Problem description »
Quote all of the data below exactly, please.

(Stored records)
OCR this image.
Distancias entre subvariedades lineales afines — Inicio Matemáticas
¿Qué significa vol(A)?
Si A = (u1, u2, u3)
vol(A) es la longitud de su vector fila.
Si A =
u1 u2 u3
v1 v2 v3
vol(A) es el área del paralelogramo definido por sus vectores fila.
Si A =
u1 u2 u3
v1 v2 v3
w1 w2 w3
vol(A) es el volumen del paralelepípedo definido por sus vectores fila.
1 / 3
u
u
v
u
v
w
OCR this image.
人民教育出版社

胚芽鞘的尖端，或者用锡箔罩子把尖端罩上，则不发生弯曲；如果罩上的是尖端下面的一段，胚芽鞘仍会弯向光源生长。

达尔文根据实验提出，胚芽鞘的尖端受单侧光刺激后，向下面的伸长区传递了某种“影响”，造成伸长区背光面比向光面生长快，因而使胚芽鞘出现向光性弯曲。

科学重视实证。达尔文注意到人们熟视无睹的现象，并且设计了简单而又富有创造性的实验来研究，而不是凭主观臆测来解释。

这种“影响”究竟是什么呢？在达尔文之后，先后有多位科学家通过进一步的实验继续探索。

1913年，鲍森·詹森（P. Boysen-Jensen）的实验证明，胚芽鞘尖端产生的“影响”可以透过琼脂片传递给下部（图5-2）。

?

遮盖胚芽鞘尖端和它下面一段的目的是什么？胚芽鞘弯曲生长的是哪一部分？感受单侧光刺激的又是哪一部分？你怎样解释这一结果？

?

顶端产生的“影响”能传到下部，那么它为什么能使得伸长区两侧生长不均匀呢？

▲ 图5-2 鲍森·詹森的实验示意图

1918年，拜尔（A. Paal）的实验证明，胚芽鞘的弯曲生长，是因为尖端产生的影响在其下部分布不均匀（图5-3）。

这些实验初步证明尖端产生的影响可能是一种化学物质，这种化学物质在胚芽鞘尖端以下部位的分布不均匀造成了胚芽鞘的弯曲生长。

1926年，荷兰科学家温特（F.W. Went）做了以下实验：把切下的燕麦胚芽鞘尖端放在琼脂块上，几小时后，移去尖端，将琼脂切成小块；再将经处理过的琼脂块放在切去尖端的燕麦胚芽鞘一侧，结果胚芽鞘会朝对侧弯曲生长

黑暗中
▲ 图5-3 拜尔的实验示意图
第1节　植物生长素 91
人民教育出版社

Task answer »
OCR this image.
Distancias entre subvariedades lineales afines — Inicio Matemáticas
¿Qué significa vol(A)?
Si A = (u1, u2, u3)
vol(A) es la longitud de su vector fila.
Si A =
u1 u2 u3
v1 v2 v3
vol(A) es el área del paralelogramo definido por sus vectores fila.
Si A =
u1 u2 u3
v1 v2 v3
w1 w2 w3
vol(A) es el volumen del paralelepípedo definido por sus vectores fila.
1 / 3
u
u
v
u
v
w
OCR this image.
人民教育出版社

胚芽鞘的尖端，或者用锡箔罩子把尖端罩上，则不发生弯曲；如果罩上的是尖端下面的一段，胚芽鞘仍会弯向光源生长。

达尔文根据实验提出，胚芽鞘的尖端受单侧光刺激后，向下面的伸长区传递了某种“影响”，造成伸长区背光面比向光面生长快，因而使胚芽鞘出现向光性弯曲。

科学重视实证。达尔文注意到人们熟视无睹的现象，并且设计了简单而又富有创造性的实验来研究，而不是凭主观臆测来解释。

这种“影响”究竟是什么呢？在达尔文之后，先后有多位科学家通过进一步的实验继续探索。

1913年，鲍森·詹森（P. Boysen-Jensen）的实验证明，胚芽鞘尖端产生的“影响”可以透过琼脂片传递给下部（图5-2）。

?

遮盖胚芽鞘尖端和它下面一段的目的是什么？胚芽鞘弯曲生长的是哪一部分？感受单侧光刺激的又是哪一部分？你怎样解释这一结果？

?

顶端产生的“影响”能传到下部，那么它为什么能使得伸长区两侧生长不均匀呢？

▲ 图5-2 鲍森·詹森的实验示意图

1918年，拜尔（A. Paal）的实验证明，胚芽鞘的弯曲生长，是因为尖端产生的影响在其下部分布不均匀（图5-3）。

这些实验初步证明尖端产生的影响可能是一种化学物质，这种化学物质在胚芽鞘尖端以下部位的分布不均匀造成了胚芽鞘的弯曲生长。

1926年，荷兰科学家温特（F.W. Went）做了以下实验：把切下的燕麦胚芽鞘尖端放在琼脂块上，几小时后，移去尖端，将琼脂切成小块；再将经处理过的琼脂块放在切去尖端的燕麦胚芽鞘一侧，结果胚芽鞘会朝对侧弯曲生长

黑暗中
▲ 图5-3 拜尔的实验示意图
第1节　植物生长素 91
人民教育出版社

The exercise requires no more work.